§ WHAT IS NEEDED:
Quote the data below in full, minus the images.

§ ENTRIES:
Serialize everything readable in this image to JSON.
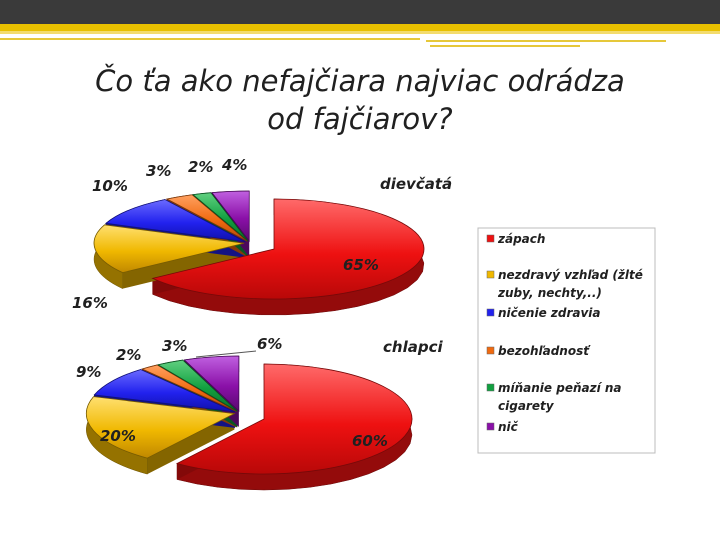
{
  "slide": {
    "title_line1": "Čo ťa ako nefajčiara najviac odrádza",
    "title_line2": "od fajčiarov?"
  },
  "chart_data": [
    {
      "type": "pie",
      "title": "dievčatá",
      "categories": [
        "zápach",
        "nezdravý vzhľad (žlté zuby, nechty,..)",
        "ničenie zdravia",
        "bezohľadnosť",
        "míňanie peňazí na cigarety",
        "nič"
      ],
      "values": [
        65,
        16,
        10,
        3,
        2,
        4
      ],
      "value_labels": [
        "65%",
        "16%",
        "10%",
        "3%",
        "2%",
        "4%"
      ],
      "legend_position": "right"
    },
    {
      "type": "pie",
      "title": "chlapci",
      "categories": [
        "zápach",
        "nezdravý vzhľad (žlté zuby, nechty,..)",
        "ničenie zdravia",
        "bezohľadnosť",
        "míňanie peňazí na cigarety",
        "nič"
      ],
      "values": [
        60,
        20,
        9,
        2,
        3,
        6
      ],
      "value_labels": [
        "60%",
        "20%",
        "9%",
        "2%",
        "3%",
        "6%"
      ],
      "legend_position": "right"
    }
  ],
  "legend": {
    "entries": [
      {
        "line1": "zápach",
        "line2": "",
        "color": "#ee1111"
      },
      {
        "line1": "nezdravý vzhľad (žlté",
        "line2": "zuby, nechty,..)",
        "color": "#f0b800"
      },
      {
        "line1": "ničenie zdravia",
        "line2": "",
        "color": "#2222ee"
      },
      {
        "line1": "bezohľadnosť",
        "line2": "",
        "color": "#f06a10"
      },
      {
        "line1": "míňanie peňazí na",
        "line2": "cigarety",
        "color": "#11a040"
      },
      {
        "line1": "nič",
        "line2": "",
        "color": "#8a10a8"
      }
    ]
  }
}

§ THE ANSWER:
Serialize everything readable in this image to JSON.
{
  "slide": {
    "title_line1": "Čo ťa ako nefajčiara najviac odrádza",
    "title_line2": "od fajčiarov?"
  },
  "chart_data": [
    {
      "type": "pie",
      "title": "dievčatá",
      "categories": [
        "zápach",
        "nezdravý vzhľad (žlté zuby, nechty,..)",
        "ničenie zdravia",
        "bezohľadnosť",
        "míňanie peňazí na cigarety",
        "nič"
      ],
      "values": [
        65,
        16,
        10,
        3,
        2,
        4
      ],
      "value_labels": [
        "65%",
        "16%",
        "10%",
        "3%",
        "2%",
        "4%"
      ],
      "legend_position": "right"
    },
    {
      "type": "pie",
      "title": "chlapci",
      "categories": [
        "zápach",
        "nezdravý vzhľad (žlté zuby, nechty,..)",
        "ničenie zdravia",
        "bezohľadnosť",
        "míňanie peňazí na cigarety",
        "nič"
      ],
      "values": [
        60,
        20,
        9,
        2,
        3,
        6
      ],
      "value_labels": [
        "60%",
        "20%",
        "9%",
        "2%",
        "3%",
        "6%"
      ],
      "legend_position": "right"
    }
  ],
  "legend": {
    "entries": [
      {
        "line1": "zápach",
        "line2": "",
        "color": "#ee1111"
      },
      {
        "line1": "nezdravý vzhľad (žlté",
        "line2": "zuby, nechty,..)",
        "color": "#f0b800"
      },
      {
        "line1": "ničenie zdravia",
        "line2": "",
        "color": "#2222ee"
      },
      {
        "line1": "bezohľadnosť",
        "line2": "",
        "color": "#f06a10"
      },
      {
        "line1": "míňanie peňazí na",
        "line2": "cigarety",
        "color": "#11a040"
      },
      {
        "line1": "nič",
        "line2": "",
        "color": "#8a10a8"
      }
    ]
  }
}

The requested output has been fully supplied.